§ **Set task**
Repeat all of the data precisely.

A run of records
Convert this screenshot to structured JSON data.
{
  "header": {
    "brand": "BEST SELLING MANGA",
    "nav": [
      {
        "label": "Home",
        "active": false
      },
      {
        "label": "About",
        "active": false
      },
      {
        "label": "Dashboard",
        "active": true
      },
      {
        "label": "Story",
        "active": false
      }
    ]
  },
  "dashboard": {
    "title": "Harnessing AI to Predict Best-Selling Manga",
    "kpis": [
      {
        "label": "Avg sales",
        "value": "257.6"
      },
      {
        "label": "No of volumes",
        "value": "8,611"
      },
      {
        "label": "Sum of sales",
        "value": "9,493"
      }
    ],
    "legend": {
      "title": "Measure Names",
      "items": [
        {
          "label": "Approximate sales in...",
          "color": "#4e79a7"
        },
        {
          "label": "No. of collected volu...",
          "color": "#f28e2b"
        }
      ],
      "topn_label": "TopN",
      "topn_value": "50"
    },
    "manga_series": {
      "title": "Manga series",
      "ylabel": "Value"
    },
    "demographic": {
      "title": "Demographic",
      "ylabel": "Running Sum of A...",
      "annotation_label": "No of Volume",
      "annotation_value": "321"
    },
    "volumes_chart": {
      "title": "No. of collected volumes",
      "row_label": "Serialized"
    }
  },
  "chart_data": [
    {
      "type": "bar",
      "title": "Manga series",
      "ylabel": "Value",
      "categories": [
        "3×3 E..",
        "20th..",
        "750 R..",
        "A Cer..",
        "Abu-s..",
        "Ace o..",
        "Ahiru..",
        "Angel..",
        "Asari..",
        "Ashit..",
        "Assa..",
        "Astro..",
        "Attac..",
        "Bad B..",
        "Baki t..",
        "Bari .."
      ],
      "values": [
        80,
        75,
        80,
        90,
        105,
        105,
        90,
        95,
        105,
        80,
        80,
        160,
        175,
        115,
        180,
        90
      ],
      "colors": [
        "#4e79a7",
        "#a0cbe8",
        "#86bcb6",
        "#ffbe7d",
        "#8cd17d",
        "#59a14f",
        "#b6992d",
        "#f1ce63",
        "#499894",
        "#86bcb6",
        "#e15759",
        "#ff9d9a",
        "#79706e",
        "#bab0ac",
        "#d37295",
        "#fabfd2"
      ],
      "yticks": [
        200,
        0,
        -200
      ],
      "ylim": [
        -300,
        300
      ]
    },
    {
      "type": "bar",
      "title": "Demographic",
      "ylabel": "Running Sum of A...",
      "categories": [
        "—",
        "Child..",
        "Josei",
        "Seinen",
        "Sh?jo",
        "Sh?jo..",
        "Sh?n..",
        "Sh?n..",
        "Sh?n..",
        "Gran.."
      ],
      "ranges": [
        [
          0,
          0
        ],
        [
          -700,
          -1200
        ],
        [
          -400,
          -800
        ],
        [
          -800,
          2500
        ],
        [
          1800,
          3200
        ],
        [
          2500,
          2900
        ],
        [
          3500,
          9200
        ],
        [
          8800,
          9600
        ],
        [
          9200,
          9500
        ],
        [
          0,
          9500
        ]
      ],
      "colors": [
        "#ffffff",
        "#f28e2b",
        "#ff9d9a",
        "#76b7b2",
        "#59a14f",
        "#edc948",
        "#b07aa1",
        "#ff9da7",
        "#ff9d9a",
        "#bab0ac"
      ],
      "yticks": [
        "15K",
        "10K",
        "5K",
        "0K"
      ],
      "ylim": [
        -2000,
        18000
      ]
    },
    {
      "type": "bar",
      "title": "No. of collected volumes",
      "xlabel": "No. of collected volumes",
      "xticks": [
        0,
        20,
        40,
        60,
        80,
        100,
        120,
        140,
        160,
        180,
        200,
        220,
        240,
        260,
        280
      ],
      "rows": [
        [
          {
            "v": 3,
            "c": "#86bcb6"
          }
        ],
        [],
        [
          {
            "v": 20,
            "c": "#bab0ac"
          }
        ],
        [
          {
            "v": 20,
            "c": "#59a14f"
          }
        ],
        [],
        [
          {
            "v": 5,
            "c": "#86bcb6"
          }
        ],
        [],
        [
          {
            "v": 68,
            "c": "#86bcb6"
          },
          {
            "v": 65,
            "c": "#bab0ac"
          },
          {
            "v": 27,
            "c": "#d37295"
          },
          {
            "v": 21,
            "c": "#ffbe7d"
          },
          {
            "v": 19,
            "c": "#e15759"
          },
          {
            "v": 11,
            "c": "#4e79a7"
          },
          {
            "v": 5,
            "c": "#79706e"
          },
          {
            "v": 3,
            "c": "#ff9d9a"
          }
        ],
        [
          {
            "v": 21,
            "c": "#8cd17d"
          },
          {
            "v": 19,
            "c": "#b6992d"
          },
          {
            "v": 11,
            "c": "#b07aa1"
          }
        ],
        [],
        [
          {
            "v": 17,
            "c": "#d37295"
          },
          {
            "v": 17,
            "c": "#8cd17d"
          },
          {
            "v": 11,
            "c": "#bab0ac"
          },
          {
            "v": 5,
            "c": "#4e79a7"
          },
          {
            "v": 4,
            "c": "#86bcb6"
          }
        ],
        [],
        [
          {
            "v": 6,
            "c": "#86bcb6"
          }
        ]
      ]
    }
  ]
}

§ **Complete answer**
Convert this screenshot to structured JSON data.
{
  "header": {
    "brand": "BEST SELLING MANGA",
    "nav": [
      {
        "label": "Home",
        "active": false
      },
      {
        "label": "About",
        "active": false
      },
      {
        "label": "Dashboard",
        "active": true
      },
      {
        "label": "Story",
        "active": false
      }
    ]
  },
  "dashboard": {
    "title": "Harnessing AI to Predict Best-Selling Manga",
    "kpis": [
      {
        "label": "Avg sales",
        "value": "257.6"
      },
      {
        "label": "No of volumes",
        "value": "8,611"
      },
      {
        "label": "Sum of sales",
        "value": "9,493"
      }
    ],
    "legend": {
      "title": "Measure Names",
      "items": [
        {
          "label": "Approximate sales in...",
          "color": "#4e79a7"
        },
        {
          "label": "No. of collected volu...",
          "color": "#f28e2b"
        }
      ],
      "topn_label": "TopN",
      "topn_value": "50"
    },
    "manga_series": {
      "title": "Manga series",
      "ylabel": "Value"
    },
    "demographic": {
      "title": "Demographic",
      "ylabel": "Running Sum of A...",
      "annotation_label": "No of Volume",
      "annotation_value": "321"
    },
    "volumes_chart": {
      "title": "No. of collected volumes",
      "row_label": "Serialized"
    }
  },
  "chart_data": [
    {
      "type": "bar",
      "title": "Manga series",
      "ylabel": "Value",
      "categories": [
        "3×3 E..",
        "20th..",
        "750 R..",
        "A Cer..",
        "Abu-s..",
        "Ace o..",
        "Ahiru..",
        "Angel..",
        "Asari..",
        "Ashit..",
        "Assa..",
        "Astro..",
        "Attac..",
        "Bad B..",
        "Baki t..",
        "Bari .."
      ],
      "values": [
        80,
        75,
        80,
        90,
        105,
        105,
        90,
        95,
        105,
        80,
        80,
        160,
        175,
        115,
        180,
        90
      ],
      "colors": [
        "#4e79a7",
        "#a0cbe8",
        "#86bcb6",
        "#ffbe7d",
        "#8cd17d",
        "#59a14f",
        "#b6992d",
        "#f1ce63",
        "#499894",
        "#86bcb6",
        "#e15759",
        "#ff9d9a",
        "#79706e",
        "#bab0ac",
        "#d37295",
        "#fabfd2"
      ],
      "yticks": [
        200,
        0,
        -200
      ],
      "ylim": [
        -300,
        300
      ]
    },
    {
      "type": "bar",
      "title": "Demographic",
      "ylabel": "Running Sum of A...",
      "categories": [
        "—",
        "Child..",
        "Josei",
        "Seinen",
        "Sh?jo",
        "Sh?jo..",
        "Sh?n..",
        "Sh?n..",
        "Sh?n..",
        "Gran.."
      ],
      "ranges": [
        [
          0,
          0
        ],
        [
          -700,
          -1200
        ],
        [
          -400,
          -800
        ],
        [
          -800,
          2500
        ],
        [
          1800,
          3200
        ],
        [
          2500,
          2900
        ],
        [
          3500,
          9200
        ],
        [
          8800,
          9600
        ],
        [
          9200,
          9500
        ],
        [
          0,
          9500
        ]
      ],
      "colors": [
        "#ffffff",
        "#f28e2b",
        "#ff9d9a",
        "#76b7b2",
        "#59a14f",
        "#edc948",
        "#b07aa1",
        "#ff9da7",
        "#ff9d9a",
        "#bab0ac"
      ],
      "yticks": [
        "15K",
        "10K",
        "5K",
        "0K"
      ],
      "ylim": [
        -2000,
        18000
      ]
    },
    {
      "type": "bar",
      "title": "No. of collected volumes",
      "xlabel": "No. of collected volumes",
      "xticks": [
        0,
        20,
        40,
        60,
        80,
        100,
        120,
        140,
        160,
        180,
        200,
        220,
        240,
        260,
        280
      ],
      "rows": [
        [
          {
            "v": 3,
            "c": "#86bcb6"
          }
        ],
        [],
        [
          {
            "v": 20,
            "c": "#bab0ac"
          }
        ],
        [
          {
            "v": 20,
            "c": "#59a14f"
          }
        ],
        [],
        [
          {
            "v": 5,
            "c": "#86bcb6"
          }
        ],
        [],
        [
          {
            "v": 68,
            "c": "#86bcb6"
          },
          {
            "v": 65,
            "c": "#bab0ac"
          },
          {
            "v": 27,
            "c": "#d37295"
          },
          {
            "v": 21,
            "c": "#ffbe7d"
          },
          {
            "v": 19,
            "c": "#e15759"
          },
          {
            "v": 11,
            "c": "#4e79a7"
          },
          {
            "v": 5,
            "c": "#79706e"
          },
          {
            "v": 3,
            "c": "#ff9d9a"
          }
        ],
        [
          {
            "v": 21,
            "c": "#8cd17d"
          },
          {
            "v": 19,
            "c": "#b6992d"
          },
          {
            "v": 11,
            "c": "#b07aa1"
          }
        ],
        [],
        [
          {
            "v": 17,
            "c": "#d37295"
          },
          {
            "v": 17,
            "c": "#8cd17d"
          },
          {
            "v": 11,
            "c": "#bab0ac"
          },
          {
            "v": 5,
            "c": "#4e79a7"
          },
          {
            "v": 4,
            "c": "#86bcb6"
          }
        ],
        [],
        [
          {
            "v": 6,
            "c": "#86bcb6"
          }
        ]
      ]
    }
  ]
}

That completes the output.